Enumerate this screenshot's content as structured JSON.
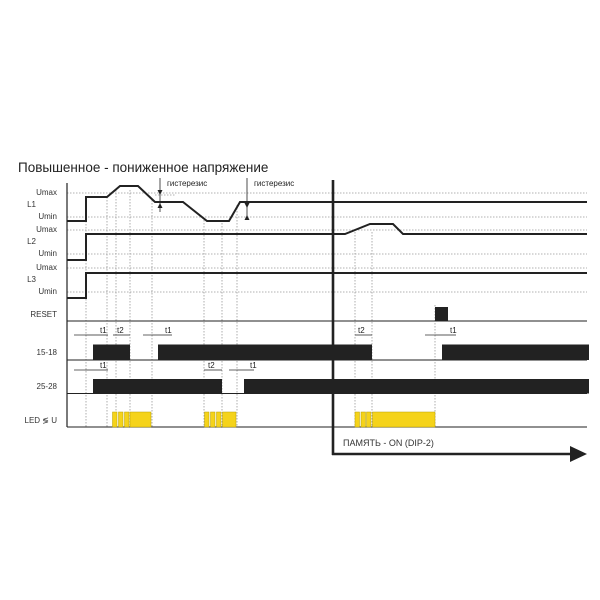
{
  "diagram": {
    "title": "Повышенное - пониженное напряжение",
    "signals": {
      "L1": {
        "label": "L1",
        "umax": "Umax",
        "umin": "Umin"
      },
      "L2": {
        "label": "L2",
        "umax": "Umax",
        "umin": "Umin"
      },
      "L3": {
        "label": "L3",
        "umax": "Umax",
        "umin": "Umin"
      }
    },
    "rows": {
      "reset": "RESET",
      "contact_15_18": "15-18",
      "contact_25_28": "25-28",
      "led": "LED ≶ U"
    },
    "hysteresis_label": "гистерезис",
    "timers": {
      "t1": "t1",
      "t2": "t2"
    },
    "memory_label": "ПАМЯТЬ  - ON (DIP-2)",
    "colors": {
      "waveform": "#222222",
      "led": "#f5d31a",
      "grid": "#999999"
    }
  }
}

▶ _Instructions to follow_: Print every entry exactly as written, without the pictures.

▶ _Output of the exercise_:
Enumerate this screenshot's content as structured JSON.
{
  "diagram": {
    "title": "Повышенное - пониженное напряжение",
    "signals": {
      "L1": {
        "label": "L1",
        "umax": "Umax",
        "umin": "Umin"
      },
      "L2": {
        "label": "L2",
        "umax": "Umax",
        "umin": "Umin"
      },
      "L3": {
        "label": "L3",
        "umax": "Umax",
        "umin": "Umin"
      }
    },
    "rows": {
      "reset": "RESET",
      "contact_15_18": "15-18",
      "contact_25_28": "25-28",
      "led": "LED ≶ U"
    },
    "hysteresis_label": "гистерезис",
    "timers": {
      "t1": "t1",
      "t2": "t2"
    },
    "memory_label": "ПАМЯТЬ  - ON (DIP-2)",
    "colors": {
      "waveform": "#222222",
      "led": "#f5d31a",
      "grid": "#999999"
    }
  }
}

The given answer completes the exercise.